#### [OBJECTIVE]
Select, from the data, each line where "Solarpanels" occurs.

--- BEGIN RECORDS FOR THIS TASK ---

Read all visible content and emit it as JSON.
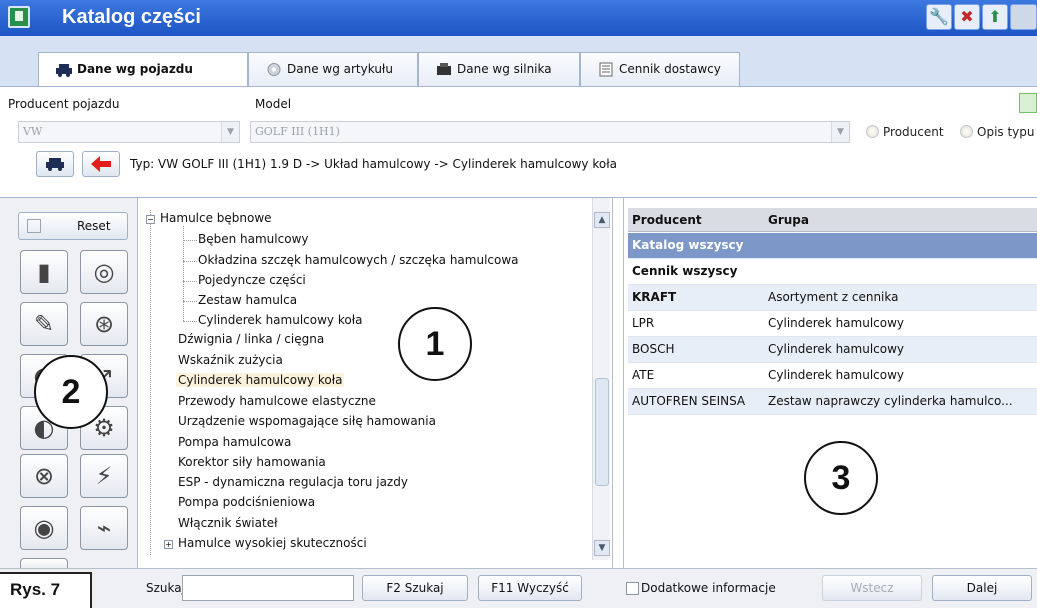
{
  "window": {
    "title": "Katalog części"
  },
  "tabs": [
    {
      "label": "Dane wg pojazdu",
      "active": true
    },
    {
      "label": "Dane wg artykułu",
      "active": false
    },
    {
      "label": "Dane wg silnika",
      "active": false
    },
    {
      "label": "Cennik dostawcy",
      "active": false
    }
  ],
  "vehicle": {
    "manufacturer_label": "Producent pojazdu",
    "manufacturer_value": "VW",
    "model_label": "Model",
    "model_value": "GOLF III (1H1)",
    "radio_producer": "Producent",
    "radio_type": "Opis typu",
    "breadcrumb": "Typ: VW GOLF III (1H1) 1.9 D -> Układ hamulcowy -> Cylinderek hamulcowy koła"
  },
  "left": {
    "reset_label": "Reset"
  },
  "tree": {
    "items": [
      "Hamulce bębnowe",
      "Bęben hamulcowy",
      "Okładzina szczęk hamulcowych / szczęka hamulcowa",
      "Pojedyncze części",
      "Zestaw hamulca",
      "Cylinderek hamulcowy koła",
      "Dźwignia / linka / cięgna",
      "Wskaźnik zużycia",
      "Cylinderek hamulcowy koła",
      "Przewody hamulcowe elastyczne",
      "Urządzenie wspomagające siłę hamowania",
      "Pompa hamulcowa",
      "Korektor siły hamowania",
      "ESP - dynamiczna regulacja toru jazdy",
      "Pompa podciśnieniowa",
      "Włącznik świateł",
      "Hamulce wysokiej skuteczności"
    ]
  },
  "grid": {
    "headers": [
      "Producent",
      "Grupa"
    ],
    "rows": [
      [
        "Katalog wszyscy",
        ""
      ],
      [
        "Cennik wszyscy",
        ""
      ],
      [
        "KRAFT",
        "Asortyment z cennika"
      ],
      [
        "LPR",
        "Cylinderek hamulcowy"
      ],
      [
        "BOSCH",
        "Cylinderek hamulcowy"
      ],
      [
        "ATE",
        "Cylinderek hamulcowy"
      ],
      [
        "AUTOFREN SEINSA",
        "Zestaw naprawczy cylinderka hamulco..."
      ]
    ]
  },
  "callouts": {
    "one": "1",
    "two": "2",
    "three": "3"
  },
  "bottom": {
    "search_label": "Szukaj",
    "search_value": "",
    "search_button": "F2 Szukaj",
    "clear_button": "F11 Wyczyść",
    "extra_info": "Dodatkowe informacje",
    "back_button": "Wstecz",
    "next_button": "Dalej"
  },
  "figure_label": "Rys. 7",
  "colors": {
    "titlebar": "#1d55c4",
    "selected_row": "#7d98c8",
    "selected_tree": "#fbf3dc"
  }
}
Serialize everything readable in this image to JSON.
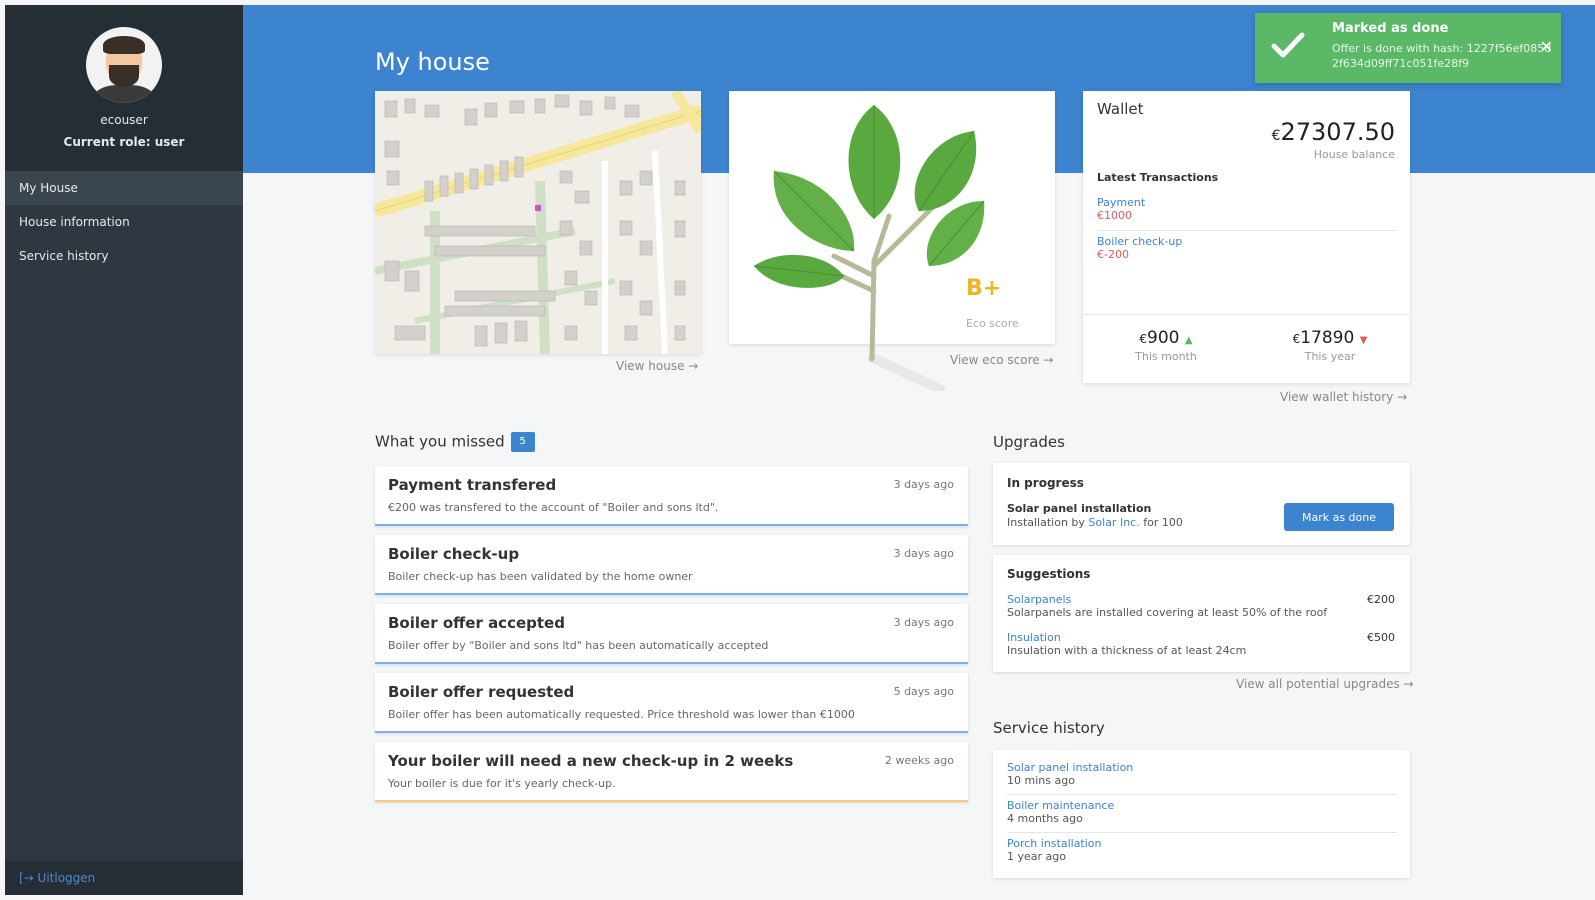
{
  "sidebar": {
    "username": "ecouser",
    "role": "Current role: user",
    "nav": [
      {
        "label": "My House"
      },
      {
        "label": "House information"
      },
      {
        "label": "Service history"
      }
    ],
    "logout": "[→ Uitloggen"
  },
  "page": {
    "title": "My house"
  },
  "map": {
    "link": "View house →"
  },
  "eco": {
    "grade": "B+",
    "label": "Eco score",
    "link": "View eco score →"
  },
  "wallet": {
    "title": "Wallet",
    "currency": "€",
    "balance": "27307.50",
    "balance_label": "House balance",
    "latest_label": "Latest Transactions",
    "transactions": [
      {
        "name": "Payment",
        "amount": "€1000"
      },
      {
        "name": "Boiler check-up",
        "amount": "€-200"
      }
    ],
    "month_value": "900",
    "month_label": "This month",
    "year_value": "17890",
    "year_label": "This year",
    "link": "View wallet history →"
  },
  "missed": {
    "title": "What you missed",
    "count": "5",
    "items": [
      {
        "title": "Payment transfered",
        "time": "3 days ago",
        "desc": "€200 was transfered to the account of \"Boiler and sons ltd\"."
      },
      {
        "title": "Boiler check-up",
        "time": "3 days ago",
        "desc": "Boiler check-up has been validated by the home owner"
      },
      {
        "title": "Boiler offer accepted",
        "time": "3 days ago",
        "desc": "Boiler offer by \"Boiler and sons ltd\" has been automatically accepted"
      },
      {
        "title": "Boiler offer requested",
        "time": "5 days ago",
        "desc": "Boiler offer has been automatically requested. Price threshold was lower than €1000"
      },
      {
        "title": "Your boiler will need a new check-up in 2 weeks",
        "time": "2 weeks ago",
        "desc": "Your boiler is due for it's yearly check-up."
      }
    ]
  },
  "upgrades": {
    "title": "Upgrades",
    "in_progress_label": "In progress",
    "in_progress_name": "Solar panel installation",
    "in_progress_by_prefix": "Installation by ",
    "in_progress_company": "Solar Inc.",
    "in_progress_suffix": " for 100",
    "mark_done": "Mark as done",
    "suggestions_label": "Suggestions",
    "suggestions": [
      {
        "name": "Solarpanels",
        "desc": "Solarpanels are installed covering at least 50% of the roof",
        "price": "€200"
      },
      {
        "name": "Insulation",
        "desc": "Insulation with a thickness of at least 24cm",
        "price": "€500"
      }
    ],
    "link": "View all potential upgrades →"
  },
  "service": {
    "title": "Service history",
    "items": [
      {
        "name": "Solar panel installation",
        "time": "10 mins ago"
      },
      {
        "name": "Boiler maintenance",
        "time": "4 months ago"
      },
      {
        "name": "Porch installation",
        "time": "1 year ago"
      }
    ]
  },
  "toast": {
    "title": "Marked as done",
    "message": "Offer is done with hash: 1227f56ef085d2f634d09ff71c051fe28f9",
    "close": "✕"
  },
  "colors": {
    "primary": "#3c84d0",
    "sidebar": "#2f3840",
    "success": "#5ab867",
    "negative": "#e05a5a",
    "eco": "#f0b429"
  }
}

--- END RECORDS FOR THIS TASK ---

#### [SOLUTION BELOW]
        "name": "Solarpanels",
        "desc": "Solarpanels are installed covering at least 50% of the roof",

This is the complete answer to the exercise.